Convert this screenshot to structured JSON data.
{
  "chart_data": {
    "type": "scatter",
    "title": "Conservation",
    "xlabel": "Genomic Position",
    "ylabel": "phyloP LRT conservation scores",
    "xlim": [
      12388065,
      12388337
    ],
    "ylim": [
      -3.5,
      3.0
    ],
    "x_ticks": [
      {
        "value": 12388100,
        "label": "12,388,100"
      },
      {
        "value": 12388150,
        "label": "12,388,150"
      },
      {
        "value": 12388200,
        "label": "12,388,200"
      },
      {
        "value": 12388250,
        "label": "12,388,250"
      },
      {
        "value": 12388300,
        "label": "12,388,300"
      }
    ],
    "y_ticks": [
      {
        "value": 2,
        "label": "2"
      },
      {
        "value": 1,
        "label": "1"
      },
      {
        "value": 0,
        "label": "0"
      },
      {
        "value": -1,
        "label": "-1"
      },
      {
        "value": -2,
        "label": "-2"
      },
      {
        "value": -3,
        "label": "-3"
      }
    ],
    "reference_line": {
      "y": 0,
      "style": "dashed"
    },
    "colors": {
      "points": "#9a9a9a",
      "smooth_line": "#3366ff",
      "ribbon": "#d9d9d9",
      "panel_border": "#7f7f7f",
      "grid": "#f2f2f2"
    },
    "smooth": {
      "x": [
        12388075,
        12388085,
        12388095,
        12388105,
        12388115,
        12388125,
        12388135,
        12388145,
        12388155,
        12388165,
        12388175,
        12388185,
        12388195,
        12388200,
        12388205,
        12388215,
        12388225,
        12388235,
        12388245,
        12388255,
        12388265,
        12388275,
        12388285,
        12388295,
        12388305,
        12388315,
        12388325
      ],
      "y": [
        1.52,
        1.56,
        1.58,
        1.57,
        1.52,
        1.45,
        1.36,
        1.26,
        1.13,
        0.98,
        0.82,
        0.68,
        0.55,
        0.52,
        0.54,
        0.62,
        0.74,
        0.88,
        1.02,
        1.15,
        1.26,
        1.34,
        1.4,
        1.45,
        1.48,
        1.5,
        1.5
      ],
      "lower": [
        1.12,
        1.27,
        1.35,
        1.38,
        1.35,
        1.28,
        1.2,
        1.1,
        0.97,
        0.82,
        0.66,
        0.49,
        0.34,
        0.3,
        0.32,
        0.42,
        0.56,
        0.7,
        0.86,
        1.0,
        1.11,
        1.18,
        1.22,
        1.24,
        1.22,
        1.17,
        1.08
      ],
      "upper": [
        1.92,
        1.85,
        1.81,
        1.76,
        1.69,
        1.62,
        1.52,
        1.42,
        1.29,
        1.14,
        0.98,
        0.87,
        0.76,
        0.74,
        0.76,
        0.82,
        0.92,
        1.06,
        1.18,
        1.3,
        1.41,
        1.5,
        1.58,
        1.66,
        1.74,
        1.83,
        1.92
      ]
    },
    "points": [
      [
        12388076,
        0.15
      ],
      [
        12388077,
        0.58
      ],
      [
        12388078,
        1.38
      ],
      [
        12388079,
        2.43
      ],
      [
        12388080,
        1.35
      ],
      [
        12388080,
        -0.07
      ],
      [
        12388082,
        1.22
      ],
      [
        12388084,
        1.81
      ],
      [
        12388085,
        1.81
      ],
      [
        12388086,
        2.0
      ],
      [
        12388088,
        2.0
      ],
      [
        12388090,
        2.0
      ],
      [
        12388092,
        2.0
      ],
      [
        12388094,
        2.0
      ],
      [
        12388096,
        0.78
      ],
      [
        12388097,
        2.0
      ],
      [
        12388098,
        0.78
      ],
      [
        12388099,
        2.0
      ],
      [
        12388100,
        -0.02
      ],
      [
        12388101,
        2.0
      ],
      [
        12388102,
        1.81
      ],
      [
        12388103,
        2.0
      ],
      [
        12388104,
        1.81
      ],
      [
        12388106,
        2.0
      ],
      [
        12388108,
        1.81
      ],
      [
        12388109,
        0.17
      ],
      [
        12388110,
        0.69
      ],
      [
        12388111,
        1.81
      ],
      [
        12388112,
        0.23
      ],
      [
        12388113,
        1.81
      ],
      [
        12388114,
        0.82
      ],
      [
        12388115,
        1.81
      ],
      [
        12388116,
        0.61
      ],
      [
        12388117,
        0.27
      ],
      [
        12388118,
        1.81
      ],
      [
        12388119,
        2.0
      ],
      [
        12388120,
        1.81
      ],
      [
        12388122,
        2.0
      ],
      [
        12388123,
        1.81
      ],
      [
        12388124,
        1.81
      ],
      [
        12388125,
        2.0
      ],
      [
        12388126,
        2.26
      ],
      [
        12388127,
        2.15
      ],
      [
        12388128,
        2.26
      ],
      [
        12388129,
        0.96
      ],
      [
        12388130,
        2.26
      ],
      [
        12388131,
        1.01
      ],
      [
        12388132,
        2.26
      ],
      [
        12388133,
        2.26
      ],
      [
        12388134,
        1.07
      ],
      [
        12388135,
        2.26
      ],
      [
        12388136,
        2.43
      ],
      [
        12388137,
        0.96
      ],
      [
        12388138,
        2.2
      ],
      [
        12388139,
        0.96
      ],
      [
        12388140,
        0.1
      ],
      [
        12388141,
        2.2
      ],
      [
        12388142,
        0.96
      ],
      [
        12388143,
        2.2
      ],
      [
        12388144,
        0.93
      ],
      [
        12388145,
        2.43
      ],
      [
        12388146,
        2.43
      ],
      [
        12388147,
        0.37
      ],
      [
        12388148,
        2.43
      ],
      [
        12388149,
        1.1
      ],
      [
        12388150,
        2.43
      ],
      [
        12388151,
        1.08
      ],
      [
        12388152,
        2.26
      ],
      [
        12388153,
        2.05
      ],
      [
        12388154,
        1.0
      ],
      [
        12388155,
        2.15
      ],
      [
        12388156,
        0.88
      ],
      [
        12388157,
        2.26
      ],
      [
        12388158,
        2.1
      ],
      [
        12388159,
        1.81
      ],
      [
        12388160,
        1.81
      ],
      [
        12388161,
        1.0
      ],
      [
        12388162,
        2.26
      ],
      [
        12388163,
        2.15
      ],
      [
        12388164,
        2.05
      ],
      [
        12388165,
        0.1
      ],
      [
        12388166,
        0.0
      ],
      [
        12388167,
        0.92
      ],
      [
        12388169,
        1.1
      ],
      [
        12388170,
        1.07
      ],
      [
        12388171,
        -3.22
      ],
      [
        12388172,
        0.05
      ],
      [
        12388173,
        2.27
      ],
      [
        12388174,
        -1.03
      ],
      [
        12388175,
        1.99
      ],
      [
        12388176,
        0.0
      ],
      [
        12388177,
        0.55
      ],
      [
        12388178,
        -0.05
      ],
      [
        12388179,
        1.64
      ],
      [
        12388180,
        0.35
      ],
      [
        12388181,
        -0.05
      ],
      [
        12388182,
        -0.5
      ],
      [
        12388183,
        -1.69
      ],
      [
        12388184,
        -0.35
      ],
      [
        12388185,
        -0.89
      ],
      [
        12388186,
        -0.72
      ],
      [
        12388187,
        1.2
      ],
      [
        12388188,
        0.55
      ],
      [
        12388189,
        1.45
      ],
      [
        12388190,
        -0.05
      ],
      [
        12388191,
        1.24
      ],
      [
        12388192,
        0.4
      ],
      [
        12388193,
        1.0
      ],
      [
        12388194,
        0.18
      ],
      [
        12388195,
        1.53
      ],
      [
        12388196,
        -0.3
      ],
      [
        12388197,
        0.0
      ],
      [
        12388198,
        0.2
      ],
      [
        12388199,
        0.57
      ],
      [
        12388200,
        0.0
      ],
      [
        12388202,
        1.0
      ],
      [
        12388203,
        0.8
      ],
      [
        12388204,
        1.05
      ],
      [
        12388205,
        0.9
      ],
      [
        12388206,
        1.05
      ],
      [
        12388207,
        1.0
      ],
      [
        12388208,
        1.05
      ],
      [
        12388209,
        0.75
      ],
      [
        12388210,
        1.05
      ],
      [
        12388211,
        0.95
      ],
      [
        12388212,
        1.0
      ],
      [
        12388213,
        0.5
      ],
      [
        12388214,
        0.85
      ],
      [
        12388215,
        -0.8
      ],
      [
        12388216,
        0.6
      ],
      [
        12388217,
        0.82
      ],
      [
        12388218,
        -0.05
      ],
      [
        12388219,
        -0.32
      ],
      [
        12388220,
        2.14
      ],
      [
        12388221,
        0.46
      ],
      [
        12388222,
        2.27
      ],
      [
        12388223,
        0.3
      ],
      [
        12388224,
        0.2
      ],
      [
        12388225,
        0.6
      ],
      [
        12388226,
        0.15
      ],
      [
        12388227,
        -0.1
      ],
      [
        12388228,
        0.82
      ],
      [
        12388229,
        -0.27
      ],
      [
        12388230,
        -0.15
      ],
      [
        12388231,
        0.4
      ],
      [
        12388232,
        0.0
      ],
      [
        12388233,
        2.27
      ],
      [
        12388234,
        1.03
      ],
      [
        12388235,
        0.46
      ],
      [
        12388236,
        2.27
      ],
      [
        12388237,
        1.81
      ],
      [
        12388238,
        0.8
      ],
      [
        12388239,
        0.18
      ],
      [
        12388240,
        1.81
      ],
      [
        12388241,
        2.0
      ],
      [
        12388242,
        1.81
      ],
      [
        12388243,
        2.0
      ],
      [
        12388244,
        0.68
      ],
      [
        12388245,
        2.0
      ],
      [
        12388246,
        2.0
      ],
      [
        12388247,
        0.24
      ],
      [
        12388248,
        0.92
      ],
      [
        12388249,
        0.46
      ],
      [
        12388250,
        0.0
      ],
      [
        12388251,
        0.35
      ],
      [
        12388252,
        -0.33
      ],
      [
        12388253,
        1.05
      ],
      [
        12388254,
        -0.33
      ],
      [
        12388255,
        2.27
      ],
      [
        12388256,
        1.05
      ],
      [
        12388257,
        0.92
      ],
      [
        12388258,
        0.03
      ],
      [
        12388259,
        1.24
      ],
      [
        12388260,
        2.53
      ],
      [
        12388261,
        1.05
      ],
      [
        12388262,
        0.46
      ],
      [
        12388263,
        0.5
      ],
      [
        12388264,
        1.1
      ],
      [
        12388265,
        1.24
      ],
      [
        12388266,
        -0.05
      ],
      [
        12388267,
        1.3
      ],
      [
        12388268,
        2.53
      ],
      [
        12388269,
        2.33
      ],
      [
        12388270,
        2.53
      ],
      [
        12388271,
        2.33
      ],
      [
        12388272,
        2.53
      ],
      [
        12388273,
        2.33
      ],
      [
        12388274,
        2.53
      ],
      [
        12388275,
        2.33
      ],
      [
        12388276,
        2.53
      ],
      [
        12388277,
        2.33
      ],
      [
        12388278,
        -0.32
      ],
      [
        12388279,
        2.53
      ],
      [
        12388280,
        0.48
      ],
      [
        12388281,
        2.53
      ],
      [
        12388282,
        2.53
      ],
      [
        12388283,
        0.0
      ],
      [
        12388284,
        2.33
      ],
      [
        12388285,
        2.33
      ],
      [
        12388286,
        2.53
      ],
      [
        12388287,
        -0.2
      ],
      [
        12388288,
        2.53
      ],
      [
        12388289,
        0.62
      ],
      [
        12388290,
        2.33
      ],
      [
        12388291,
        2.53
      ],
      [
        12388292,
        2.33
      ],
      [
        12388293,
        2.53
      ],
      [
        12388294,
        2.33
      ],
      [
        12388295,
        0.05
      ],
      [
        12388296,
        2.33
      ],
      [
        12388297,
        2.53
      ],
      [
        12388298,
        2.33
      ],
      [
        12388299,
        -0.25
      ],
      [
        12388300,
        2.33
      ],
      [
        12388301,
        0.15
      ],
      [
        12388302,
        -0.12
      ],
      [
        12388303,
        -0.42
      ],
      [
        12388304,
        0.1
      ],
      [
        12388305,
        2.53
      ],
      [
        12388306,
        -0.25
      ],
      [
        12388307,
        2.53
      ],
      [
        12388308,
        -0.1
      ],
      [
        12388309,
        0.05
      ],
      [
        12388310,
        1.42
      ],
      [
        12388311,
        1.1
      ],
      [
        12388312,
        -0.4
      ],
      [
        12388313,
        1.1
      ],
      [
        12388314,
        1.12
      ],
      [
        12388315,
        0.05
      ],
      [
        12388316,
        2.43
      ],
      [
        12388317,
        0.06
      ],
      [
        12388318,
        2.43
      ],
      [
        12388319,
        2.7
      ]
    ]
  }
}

■ TASK GOAL
Line by line, check the data above for the word "value" and state how many lines contain it. Give only the number.

■ RESULT OF THE EXERCISE
11